**Task input**
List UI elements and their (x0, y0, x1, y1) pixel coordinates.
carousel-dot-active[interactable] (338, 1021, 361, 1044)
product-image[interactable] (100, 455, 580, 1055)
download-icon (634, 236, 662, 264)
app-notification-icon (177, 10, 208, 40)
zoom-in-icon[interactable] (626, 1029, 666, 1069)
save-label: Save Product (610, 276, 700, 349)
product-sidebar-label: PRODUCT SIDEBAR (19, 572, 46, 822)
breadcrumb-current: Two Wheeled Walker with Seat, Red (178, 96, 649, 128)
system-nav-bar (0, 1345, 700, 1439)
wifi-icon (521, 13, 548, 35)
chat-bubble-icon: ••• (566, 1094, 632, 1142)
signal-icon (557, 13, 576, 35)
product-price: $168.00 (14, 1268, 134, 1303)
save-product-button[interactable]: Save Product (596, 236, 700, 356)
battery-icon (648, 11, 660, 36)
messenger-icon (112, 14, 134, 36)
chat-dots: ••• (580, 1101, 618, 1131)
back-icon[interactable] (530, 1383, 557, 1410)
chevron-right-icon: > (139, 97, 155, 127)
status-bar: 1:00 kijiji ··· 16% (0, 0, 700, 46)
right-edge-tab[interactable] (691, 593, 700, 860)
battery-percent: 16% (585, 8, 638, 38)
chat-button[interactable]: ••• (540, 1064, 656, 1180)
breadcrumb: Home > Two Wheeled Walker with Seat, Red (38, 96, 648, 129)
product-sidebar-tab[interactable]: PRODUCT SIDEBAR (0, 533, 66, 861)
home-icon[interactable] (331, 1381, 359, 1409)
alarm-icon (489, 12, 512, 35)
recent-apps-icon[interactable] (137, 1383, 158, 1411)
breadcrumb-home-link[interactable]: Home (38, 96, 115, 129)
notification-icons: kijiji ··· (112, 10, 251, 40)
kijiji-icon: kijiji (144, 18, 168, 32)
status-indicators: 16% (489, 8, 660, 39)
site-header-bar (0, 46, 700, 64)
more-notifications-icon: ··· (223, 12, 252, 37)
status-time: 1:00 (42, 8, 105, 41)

**What the task requires**
Reproduce the records word for word, from their first line down through the line containing "back-icon[interactable] (530, 1383, 557, 1410)", including that line.

**Written solution**
List UI elements and their (x0, y0, x1, y1) pixel coordinates.
carousel-dot-active[interactable] (338, 1021, 361, 1044)
product-image[interactable] (100, 455, 580, 1055)
download-icon (634, 236, 662, 264)
app-notification-icon (177, 10, 208, 40)
zoom-in-icon[interactable] (626, 1029, 666, 1069)
save-label: Save Product (610, 276, 700, 349)
product-sidebar-label: PRODUCT SIDEBAR (19, 572, 46, 822)
breadcrumb-current: Two Wheeled Walker with Seat, Red (178, 96, 649, 128)
system-nav-bar (0, 1345, 700, 1439)
wifi-icon (521, 13, 548, 35)
chat-bubble-icon: ••• (566, 1094, 632, 1142)
signal-icon (557, 13, 576, 35)
product-price: $168.00 (14, 1268, 134, 1303)
save-product-button[interactable]: Save Product (596, 236, 700, 356)
battery-icon (648, 11, 660, 36)
messenger-icon (112, 14, 134, 36)
chat-dots: ••• (580, 1101, 618, 1131)
back-icon[interactable] (530, 1383, 557, 1410)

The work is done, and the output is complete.